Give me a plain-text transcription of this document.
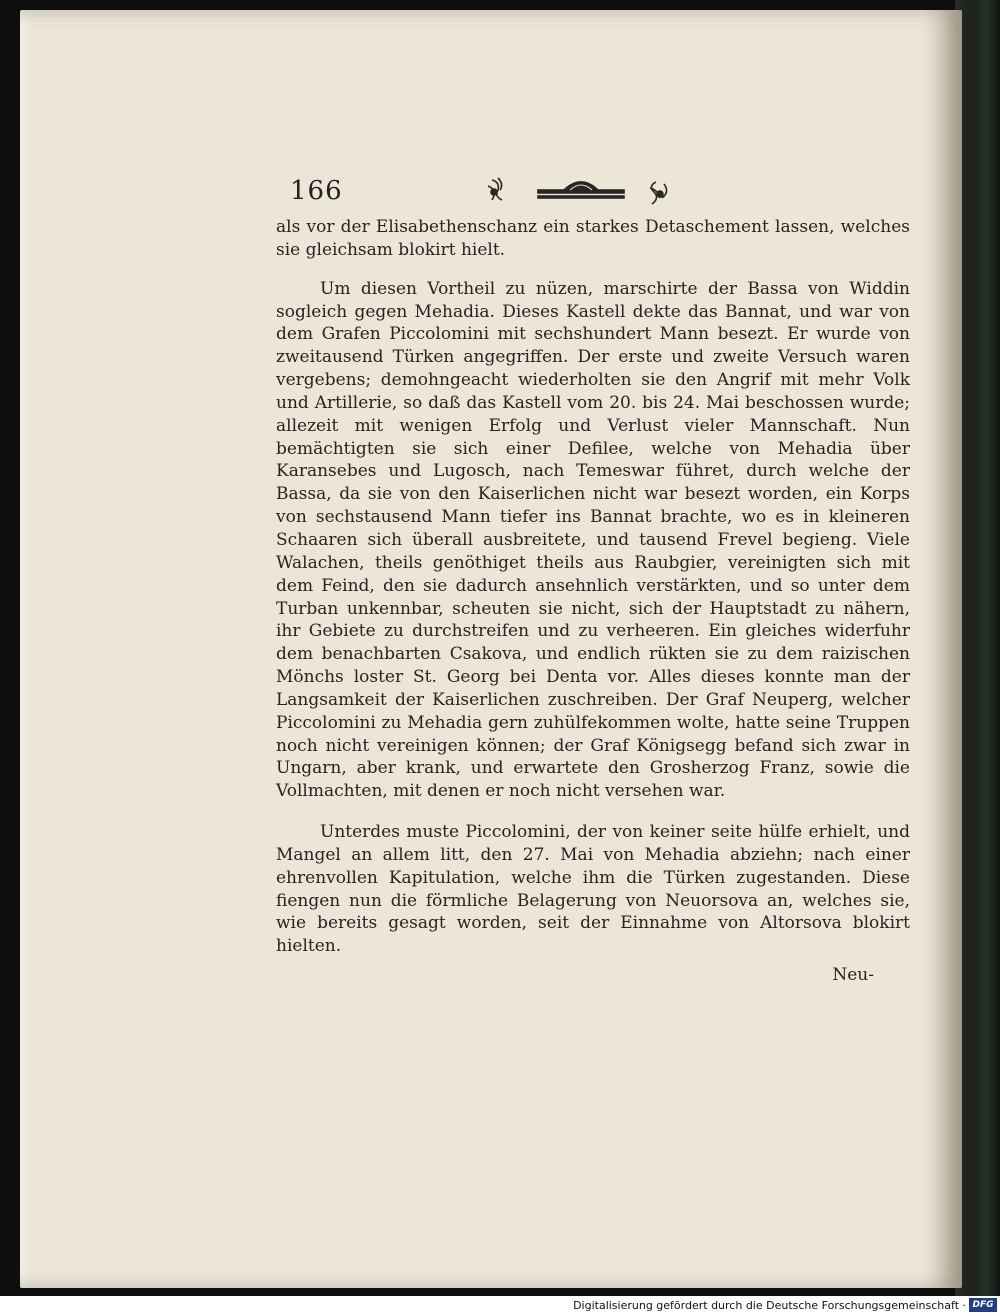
166

als vor der Elisabethenschanz ein starkes Detaschement lassen, welches sie gleichsam blokirt hielt.

Um diesen Vortheil zu nüzen, marschirte der Bassa von Widdin sogleich gegen Mehadia. Dieses Kastell dekte das Bannat, und war von dem Grafen Piccolomini mit sechshundert Mann besezt. Er wurde von zweitausend Türken angegriffen. Der erste und zweite Versuch waren vergebens; demohngeacht wiederholten sie den Angrif mit mehr Volk und Artillerie, so daß das Kastell vom 20. bis 24. Mai beschossen wurde; allezeit mit wenigen Erfolg und Verlust vieler Mannschaft. Nun bemächtigten sie sich einer Defilee, welche von Mehadia über Karansebes und Lugosch, nach Temeswar führet, durch welche der Bassa, da sie von den Kaiserlichen nicht war besezt worden, ein Korps von sechstausend Mann tiefer ins Bannat brachte, wo es in kleineren Schaaren sich überall ausbreitete, und tausend Frevel begieng. Viele Walachen, theils genöthiget theils aus Raubgier, vereinigten sich mit dem Feind, den sie dadurch ansehnlich verstärkten, und so unter dem Turban unkennbar, scheuten sie nicht, sich der Hauptstadt zu nähern, ihr Gebiete zu durchstreifen und zu verheeren. Ein gleiches widerfuhr dem benachbarten Csakova, und endlich rükten sie zu dem raizischen Mönchs loster St. Georg bei Denta vor. Alles dieses konnte man der Langsamkeit der Kaiserlichen zuschreiben. Der Graf Neuperg, welcher Piccolomini zu Mehadia gern zuhülfekommen wolte, hatte seine Truppen noch nicht vereinigen können; der Graf Königsegg befand sich zwar in Ungarn, aber krank, und erwartete den Grosherzog Franz, sowie die Vollmachten, mit denen er noch nicht versehen war.

Unterdes muste Piccolomini, der von keiner seite hülfe erhielt, und Mangel an allem litt, den 27. Mai von Mehadia abziehn; nach einer ehrenvollen Kapitulation, welche ihm die Türken zugestanden. Diese fiengen nun die förmliche Belagerung von Neuorsova an, welches sie, wie bereits gesagt worden, seit der Einnahme von Altorsova blokirt hielten.

Neu-
Digitalisierung gefördert durch die Deutsche Forschungsgemeinschaft · DFG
*****
Return all the entries word for word, but omit any pictures they contain.

Give me a plain-text transcription of this document.
166

als vor der Elisabethenschanz ein starkes Detaschement lassen, welches sie gleichsam blokirt hielt.

Um diesen Vortheil zu nüzen, marschirte der Bassa von Widdin sogleich gegen Mehadia. Dieses Kastell dekte das Bannat, und war von dem Grafen Piccolomini mit sechshundert Mann besezt. Er wurde von zweitausend Türken angegriffen. Der erste und zweite Versuch waren vergebens; demohngeacht wiederholten sie den Angrif mit mehr Volk und Artillerie, so daß das Kastell vom 20. bis 24. Mai beschossen wurde; allezeit mit wenigen Erfolg und Verlust vieler Mannschaft. Nun bemächtigten sie sich einer Defilee, welche von Mehadia über Karansebes und Lugosch, nach Temeswar führet, durch welche der Bassa, da sie von den Kaiserlichen nicht war besezt worden, ein Korps von sechstausend Mann tiefer ins Bannat brachte, wo es in kleineren Schaaren sich überall ausbreitete, und tausend Frevel begieng. Viele Walachen, theils genöthiget theils aus Raubgier, vereinigten sich mit dem Feind, den sie dadurch ansehnlich verstärkten, und so unter dem Turban unkennbar, scheuten sie nicht, sich der Hauptstadt zu nähern, ihr Gebiete zu durchstreifen und zu verheeren. Ein gleiches widerfuhr dem benachbarten Csakova, und endlich rükten sie zu dem raizischen Mönchs loster St. Georg bei Denta vor. Alles dieses konnte man der Langsamkeit der Kaiserlichen zuschreiben. Der Graf Neuperg, welcher Piccolomini zu Mehadia gern zuhülfekommen wolte, hatte seine Truppen noch nicht vereinigen können; der Graf Königsegg befand sich zwar in Ungarn, aber krank, und erwartete den Grosherzog Franz, sowie die Vollmachten, mit denen er noch nicht versehen war.

Unterdes muste Piccolomini, der von keiner seite hülfe erhielt, und Mangel an allem litt, den 27. Mai von Mehadia abziehn; nach einer ehrenvollen Kapitulation, welche ihm die Türken zugestanden. Diese fiengen nun die förmliche Belagerung von Neuorsova an, welches sie, wie bereits gesagt worden, seit der Einnahme von Altorsova blokirt hielten.

Neu-
Digitalisierung gefördert durch die Deutsche Forschungsgemeinschaft · DFG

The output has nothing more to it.